Without including any pictures, write out all the entries exactly.

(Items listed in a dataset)
━━━━━━

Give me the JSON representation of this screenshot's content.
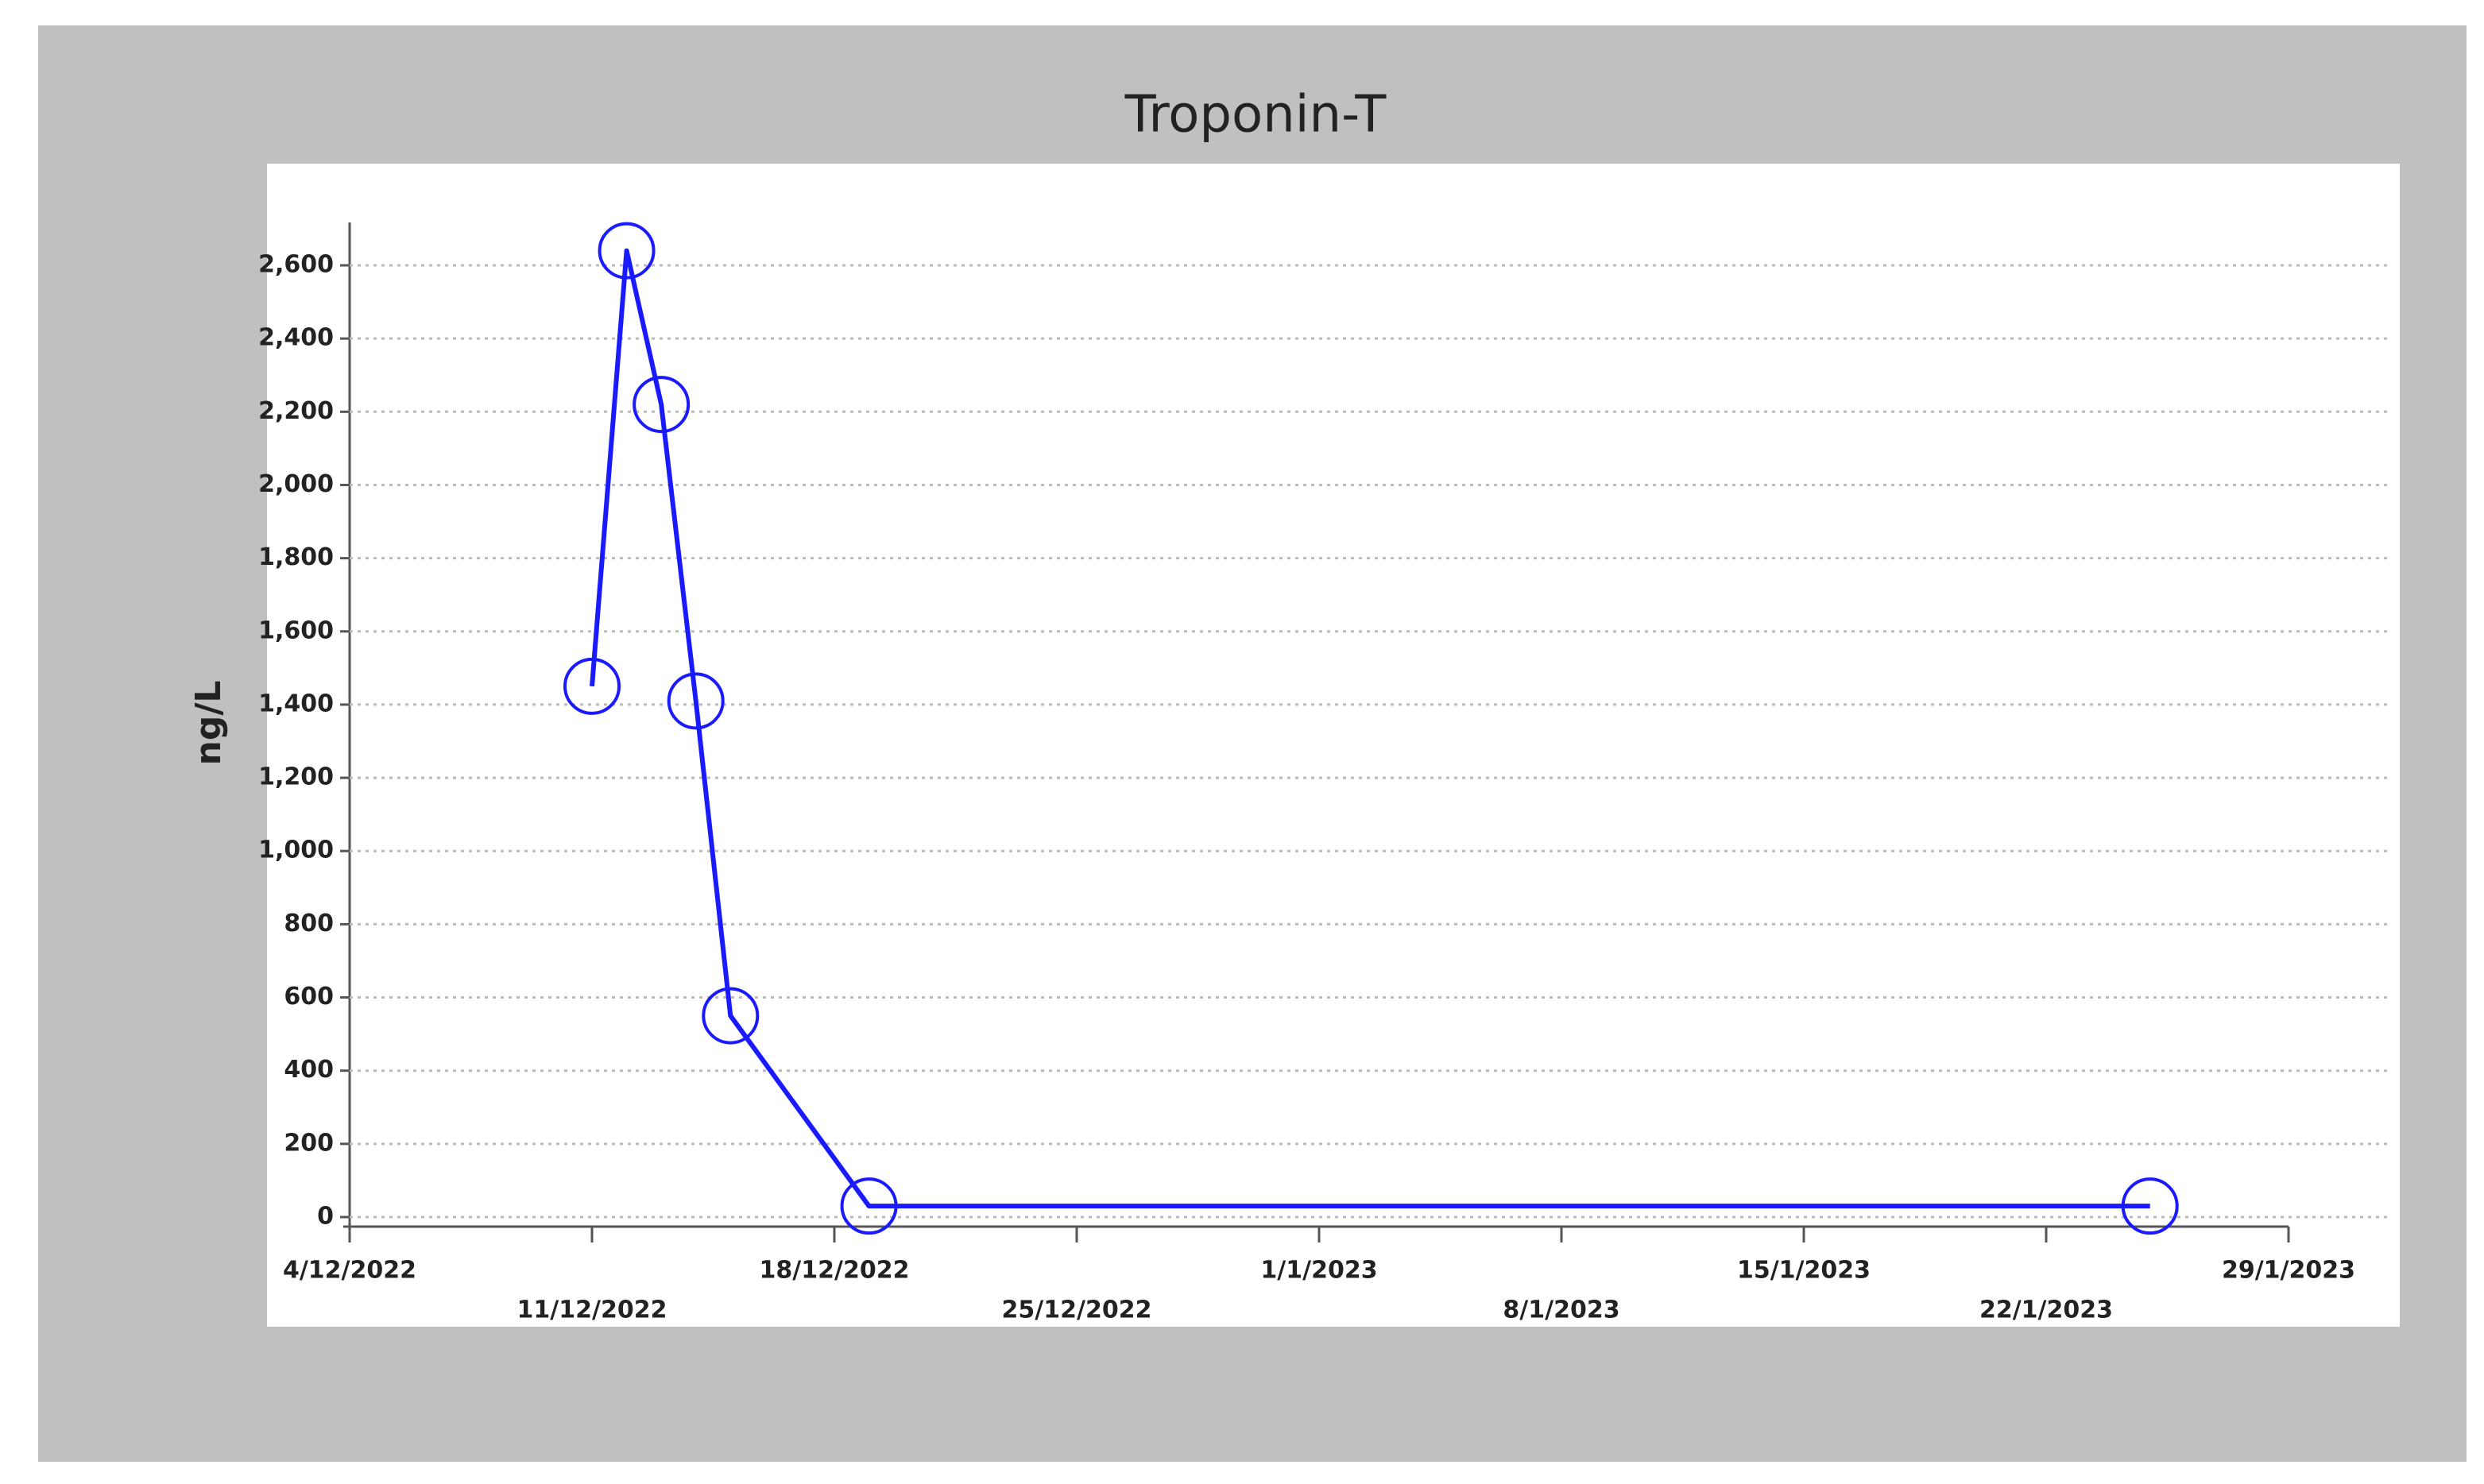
{
  "chart_data": {
    "type": "line",
    "title": "Troponin-T",
    "y_label": "ng/L",
    "x": [
      "11/12/2022",
      "12/12/2022",
      "13/12/2022",
      "14/12/2022",
      "15/12/2022",
      "19/12/2022",
      "25/1/2023"
    ],
    "series": [
      {
        "color": "#1a1aff",
        "values": [
          1450,
          2640,
          2220,
          1410,
          550,
          30,
          30
        ]
      }
    ],
    "xlim": [
      "4/12/2022",
      "29/1/2023"
    ],
    "xticks": [
      "4/12/2022",
      "11/12/2022",
      "18/12/2022",
      "25/12/2022",
      "1/1/2023",
      "8/1/2023",
      "15/1/2023",
      "22/1/2023",
      "29/1/2023"
    ],
    "ylim": [
      0,
      2600
    ],
    "yticks": [
      0,
      200,
      400,
      600,
      800,
      {
        "value": 1000,
        "label": "1,000"
      },
      {
        "value": 1200,
        "label": "1,200"
      },
      {
        "value": 1400,
        "label": "1,400"
      },
      {
        "value": 1600,
        "label": "1,600"
      },
      {
        "value": 1800,
        "label": "1,800"
      },
      {
        "value": 2000,
        "label": "2,000"
      },
      {
        "value": 2200,
        "label": "2,200"
      },
      {
        "value": 2400,
        "label": "2,400"
      },
      {
        "value": 2600,
        "label": "2,600"
      }
    ],
    "grid": true
  }
}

━━━━━━

## [Output of the exercise]
Give me the JSON representation of this screenshot's content.
{
  "chart_data": {
    "type": "line",
    "title": "Troponin-T",
    "y_label": "ng/L",
    "x": [
      "11/12/2022",
      "12/12/2022",
      "13/12/2022",
      "14/12/2022",
      "15/12/2022",
      "19/12/2022",
      "25/1/2023"
    ],
    "series": [
      {
        "color": "#1a1aff",
        "values": [
          1450,
          2640,
          2220,
          1410,
          550,
          30,
          30
        ]
      }
    ],
    "xlim": [
      "4/12/2022",
      "29/1/2023"
    ],
    "xticks": [
      "4/12/2022",
      "11/12/2022",
      "18/12/2022",
      "25/12/2022",
      "1/1/2023",
      "8/1/2023",
      "15/1/2023",
      "22/1/2023",
      "29/1/2023"
    ],
    "ylim": [
      0,
      2600
    ],
    "yticks": [
      0,
      200,
      400,
      600,
      800,
      {
        "value": 1000,
        "label": "1,000"
      },
      {
        "value": 1200,
        "label": "1,200"
      },
      {
        "value": 1400,
        "label": "1,400"
      },
      {
        "value": 1600,
        "label": "1,600"
      },
      {
        "value": 1800,
        "label": "1,800"
      },
      {
        "value": 2000,
        "label": "2,000"
      },
      {
        "value": 2200,
        "label": "2,200"
      },
      {
        "value": 2400,
        "label": "2,400"
      },
      {
        "value": 2600,
        "label": "2,600"
      }
    ],
    "grid": true
  }
}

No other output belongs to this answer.